> [What is expected]
Can you rewrite every line of the records below as a numbered list, skipping any blank lines and leaving the pictures out?

> [Supplied material]
## Begin
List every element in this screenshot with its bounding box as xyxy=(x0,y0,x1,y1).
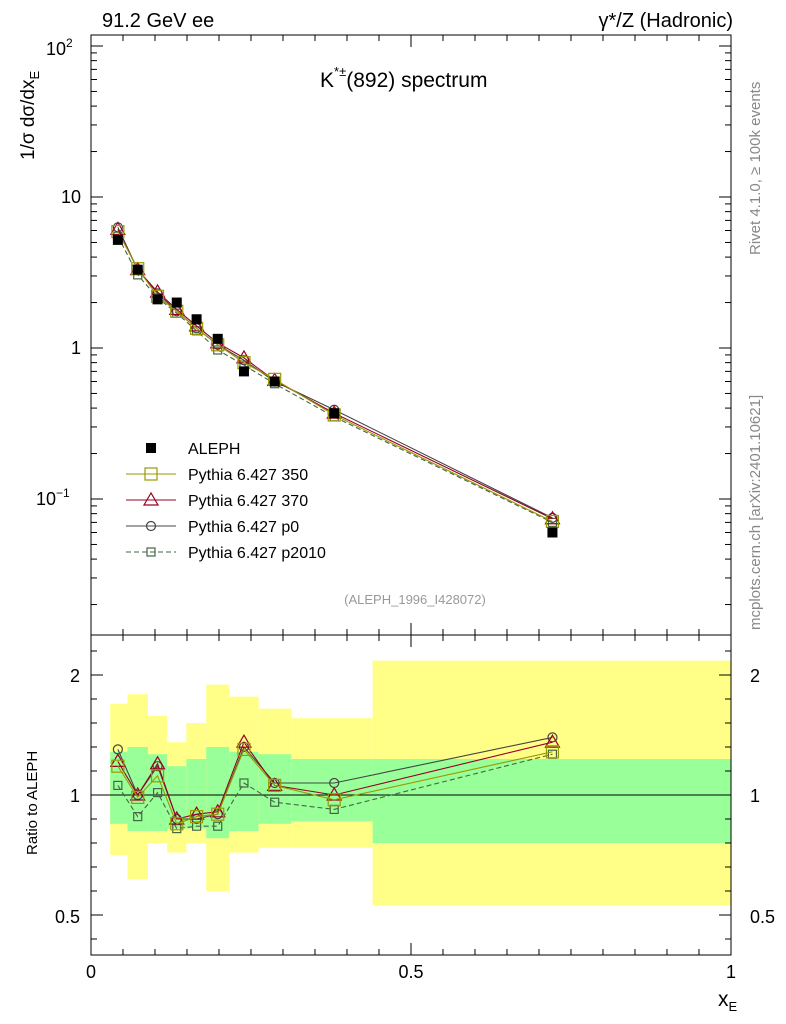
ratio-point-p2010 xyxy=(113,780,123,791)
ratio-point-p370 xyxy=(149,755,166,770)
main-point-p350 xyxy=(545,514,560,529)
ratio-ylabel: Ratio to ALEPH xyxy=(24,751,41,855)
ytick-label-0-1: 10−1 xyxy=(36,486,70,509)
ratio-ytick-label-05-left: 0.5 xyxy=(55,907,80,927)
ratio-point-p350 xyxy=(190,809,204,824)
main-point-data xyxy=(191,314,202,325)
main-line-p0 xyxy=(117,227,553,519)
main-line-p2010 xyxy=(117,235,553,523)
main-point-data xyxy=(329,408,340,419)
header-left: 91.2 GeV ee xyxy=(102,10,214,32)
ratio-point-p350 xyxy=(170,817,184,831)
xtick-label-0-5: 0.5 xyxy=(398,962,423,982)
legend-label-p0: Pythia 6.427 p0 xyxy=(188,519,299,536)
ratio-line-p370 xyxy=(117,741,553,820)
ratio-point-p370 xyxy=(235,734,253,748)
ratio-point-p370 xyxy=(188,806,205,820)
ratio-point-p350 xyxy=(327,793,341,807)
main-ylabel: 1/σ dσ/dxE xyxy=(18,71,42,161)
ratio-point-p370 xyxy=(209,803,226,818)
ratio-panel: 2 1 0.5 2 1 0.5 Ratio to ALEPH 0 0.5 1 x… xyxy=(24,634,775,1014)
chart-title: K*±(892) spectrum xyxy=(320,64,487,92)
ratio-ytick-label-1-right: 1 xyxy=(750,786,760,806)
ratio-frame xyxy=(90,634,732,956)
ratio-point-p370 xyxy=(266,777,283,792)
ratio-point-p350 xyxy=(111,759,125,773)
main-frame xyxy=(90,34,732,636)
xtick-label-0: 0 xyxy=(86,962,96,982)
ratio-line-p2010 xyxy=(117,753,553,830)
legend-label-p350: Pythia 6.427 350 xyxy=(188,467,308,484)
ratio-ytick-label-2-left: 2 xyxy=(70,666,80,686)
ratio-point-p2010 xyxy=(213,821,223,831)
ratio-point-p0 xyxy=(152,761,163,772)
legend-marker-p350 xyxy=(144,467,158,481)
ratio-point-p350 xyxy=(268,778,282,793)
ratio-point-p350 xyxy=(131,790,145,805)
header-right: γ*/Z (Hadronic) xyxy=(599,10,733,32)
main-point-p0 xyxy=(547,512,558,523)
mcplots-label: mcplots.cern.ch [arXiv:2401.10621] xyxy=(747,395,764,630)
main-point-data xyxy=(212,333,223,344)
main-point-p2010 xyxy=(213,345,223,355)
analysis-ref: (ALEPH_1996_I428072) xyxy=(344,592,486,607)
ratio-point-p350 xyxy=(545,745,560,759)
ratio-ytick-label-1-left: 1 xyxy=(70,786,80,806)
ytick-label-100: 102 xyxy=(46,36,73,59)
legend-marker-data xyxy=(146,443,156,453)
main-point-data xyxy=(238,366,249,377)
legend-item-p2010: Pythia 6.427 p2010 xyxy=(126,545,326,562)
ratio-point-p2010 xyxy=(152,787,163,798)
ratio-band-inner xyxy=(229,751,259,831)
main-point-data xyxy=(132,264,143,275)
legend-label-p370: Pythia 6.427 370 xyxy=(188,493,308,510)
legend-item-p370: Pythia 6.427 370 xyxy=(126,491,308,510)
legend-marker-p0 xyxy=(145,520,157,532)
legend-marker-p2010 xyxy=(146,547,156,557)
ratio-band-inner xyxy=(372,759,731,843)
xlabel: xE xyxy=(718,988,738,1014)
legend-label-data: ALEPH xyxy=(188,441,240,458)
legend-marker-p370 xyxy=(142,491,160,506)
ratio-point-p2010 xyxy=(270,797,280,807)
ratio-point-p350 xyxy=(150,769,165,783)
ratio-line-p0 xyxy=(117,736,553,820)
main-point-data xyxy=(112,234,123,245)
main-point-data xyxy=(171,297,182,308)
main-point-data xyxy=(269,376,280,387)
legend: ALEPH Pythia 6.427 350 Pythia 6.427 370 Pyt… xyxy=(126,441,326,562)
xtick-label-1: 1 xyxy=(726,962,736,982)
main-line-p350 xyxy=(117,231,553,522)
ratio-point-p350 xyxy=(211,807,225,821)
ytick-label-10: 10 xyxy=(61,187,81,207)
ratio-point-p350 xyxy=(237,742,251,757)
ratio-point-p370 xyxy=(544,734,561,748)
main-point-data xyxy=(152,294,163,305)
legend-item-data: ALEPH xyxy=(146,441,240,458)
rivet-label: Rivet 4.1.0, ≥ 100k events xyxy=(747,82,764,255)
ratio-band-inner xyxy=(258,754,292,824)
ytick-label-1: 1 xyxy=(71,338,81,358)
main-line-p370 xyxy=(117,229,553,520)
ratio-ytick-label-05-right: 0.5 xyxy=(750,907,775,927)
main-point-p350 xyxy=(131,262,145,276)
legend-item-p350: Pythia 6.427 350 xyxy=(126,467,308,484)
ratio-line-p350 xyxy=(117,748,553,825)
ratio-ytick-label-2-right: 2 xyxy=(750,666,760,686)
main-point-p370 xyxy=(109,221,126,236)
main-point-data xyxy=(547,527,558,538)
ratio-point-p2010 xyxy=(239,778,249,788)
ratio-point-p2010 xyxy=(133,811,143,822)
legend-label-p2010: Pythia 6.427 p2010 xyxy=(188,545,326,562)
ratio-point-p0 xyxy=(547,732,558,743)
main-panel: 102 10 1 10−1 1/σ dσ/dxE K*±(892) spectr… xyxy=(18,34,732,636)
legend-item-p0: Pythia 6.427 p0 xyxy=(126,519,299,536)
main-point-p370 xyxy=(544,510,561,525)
## End
> [Solution to the problem]
1. List every element in this screenshot with its bounding box as xyxy=(x0,y0,x1,y1).
2. ratio-point-p2010 xyxy=(113,780,123,791)
3. ratio-point-p370 xyxy=(149,755,166,770)
4. main-point-p350 xyxy=(545,514,560,529)
5. ratio-ylabel: Ratio to ALEPH xyxy=(24,751,41,855)
6. ytick-label-0-1: 10−1 xyxy=(36,486,70,509)
7. ratio-ytick-label-05-left: 0.5 xyxy=(55,907,80,927)
8. ratio-point-p350 xyxy=(190,809,204,824)
9. main-point-data xyxy=(191,314,202,325)
10. main-line-p0 xyxy=(117,227,553,519)
11. main-line-p2010 xyxy=(117,235,553,523)
12. main-point-data xyxy=(329,408,340,419)
13. header-left: 91.2 GeV ee xyxy=(102,10,214,32)
14. ratio-point-p350 xyxy=(170,817,184,831)
15. xtick-label-0-5: 0.5 xyxy=(398,962,423,982)
16. legend-label-p0: Pythia 6.427 p0 xyxy=(188,519,299,536)
17. ratio-line-p370 xyxy=(117,741,553,820)
18. ratio-point-p370 xyxy=(235,734,253,748)
19. ratio-point-p370 xyxy=(188,806,205,820)
20. ratio-point-p350 xyxy=(327,793,341,807)
21. main-ylabel: 1/σ dσ/dxE xyxy=(18,71,42,161)
22. ratio-point-p370 xyxy=(209,803,226,818)
23. ratio-panel: 2 1 0.5 2 1 0.5 Ratio to ALEPH 0 0.5 1 x… xyxy=(24,634,775,1014)
24. chart-title: K*±(892) spectrum xyxy=(320,64,487,92)
25. ratio-ytick-label-1-right: 1 xyxy=(750,786,760,806)
26. ratio-frame xyxy=(90,634,732,956)
27. ratio-point-p370 xyxy=(266,777,283,792)
28. ratio-point-p350 xyxy=(111,759,125,773)
29. main-frame xyxy=(90,34,732,636)
30. xtick-label-0: 0 xyxy=(86,962,96,982)
31. ratio-line-p2010 xyxy=(117,753,553,830)
32. legend-label-p350: Pythia 6.427 350 xyxy=(188,467,308,484)
33. ratio-ytick-label-2-left: 2 xyxy=(70,666,80,686)
34. ratio-point-p2010 xyxy=(213,821,223,831)
35. ratio-point-p0 xyxy=(152,761,163,772)
36. legend-marker-p350 xyxy=(144,467,158,481)
37. ratio-point-p350 xyxy=(268,778,282,793)
38. ratio-point-p350 xyxy=(131,790,145,805)
39. header-right: γ*/Z (Hadronic) xyxy=(599,10,733,32)
40. main-point-p0 xyxy=(547,512,558,523)
41. mcplots-label: mcplots.cern.ch [arXiv:2401.10621] xyxy=(747,395,764,630)
42. main-point-data xyxy=(212,333,223,344)
43. main-point-p2010 xyxy=(213,345,223,355)
44. analysis-ref: (ALEPH_1996_I428072) xyxy=(344,592,486,607)
45. ratio-point-p350 xyxy=(545,745,560,759)
46. ratio-ytick-label-1-left: 1 xyxy=(70,786,80,806)
47. ytick-label-100: 102 xyxy=(46,36,73,59)
48. legend-marker-data xyxy=(146,443,156,453)
49. main-point-data xyxy=(238,366,249,377)
50. legend-item-p2010: Pythia 6.427 p2010 xyxy=(126,545,326,562)
51. ratio-point-p2010 xyxy=(152,787,163,798)
52. ratio-band-inner xyxy=(229,751,259,831)
53. main-point-data xyxy=(132,264,143,275)
54. legend-label-p370: Pythia 6.427 370 xyxy=(188,493,308,510)
55. legend-item-p370: Pythia 6.427 370 xyxy=(126,491,308,510)
56. legend-marker-p0 xyxy=(145,520,157,532)
57. legend-marker-p2010 xyxy=(146,547,156,557)
58. ratio-band-inner xyxy=(372,759,731,843)
59. xlabel: xE xyxy=(718,988,738,1014)
60. legend-label-data: ALEPH xyxy=(188,441,240,458)
61. legend-marker-p370 xyxy=(142,491,160,506)
62. ratio-point-p2010 xyxy=(270,797,280,807)
63. ratio-point-p350 xyxy=(150,769,165,783)
64. ratio-line-p0 xyxy=(117,736,553,820)
65. main-point-data xyxy=(112,234,123,245)
66. main-point-data xyxy=(171,297,182,308)
67. main-point-data xyxy=(269,376,280,387)
68. legend: ALEPH Pythia 6.427 350 Pythia 6.427 370 Pyt… xyxy=(126,441,326,562)
69. xtick-label-1: 1 xyxy=(726,962,736,982)
70. main-line-p350 xyxy=(117,231,553,522)
71. ratio-point-p350 xyxy=(211,807,225,821)
72. ytick-label-10: 10 xyxy=(61,187,81,207)
73. ratio-point-p350 xyxy=(237,742,251,757)
74. ratio-point-p370 xyxy=(544,734,561,748)
75. main-point-data xyxy=(152,294,163,305)
76. legend-item-data: ALEPH xyxy=(146,441,240,458)
77. rivet-label: Rivet 4.1.0, ≥ 100k events xyxy=(747,82,764,255)
78. ratio-band-inner xyxy=(258,754,292,824)
79. ytick-label-1: 1 xyxy=(71,338,81,358)
80. main-line-p370 xyxy=(117,229,553,520)
81. ratio-ytick-label-05-right: 0.5 xyxy=(750,907,775,927)
82. main-point-p350 xyxy=(131,262,145,276)
83. legend-item-p350: Pythia 6.427 350 xyxy=(126,467,308,484)
84. ratio-line-p350 xyxy=(117,748,553,825)
85. ratio-ytick-label-2-right: 2 xyxy=(750,666,760,686)
86. main-point-p370 xyxy=(109,221,126,236)
87. main-point-data xyxy=(547,527,558,538)
88. ratio-point-p2010 xyxy=(239,778,249,788)
89. ratio-point-p2010 xyxy=(133,811,143,822)
90. legend-label-p2010: Pythia 6.427 p2010 xyxy=(188,545,326,562)
91. ratio-point-p0 xyxy=(547,732,558,743)
92. main-panel: 102 10 1 10−1 1/σ dσ/dxE K*±(892) spectr… xyxy=(18,34,732,636)
93. legend-item-p0: Pythia 6.427 p0 xyxy=(126,519,299,536)
94. main-point-p370 xyxy=(544,510,561,525)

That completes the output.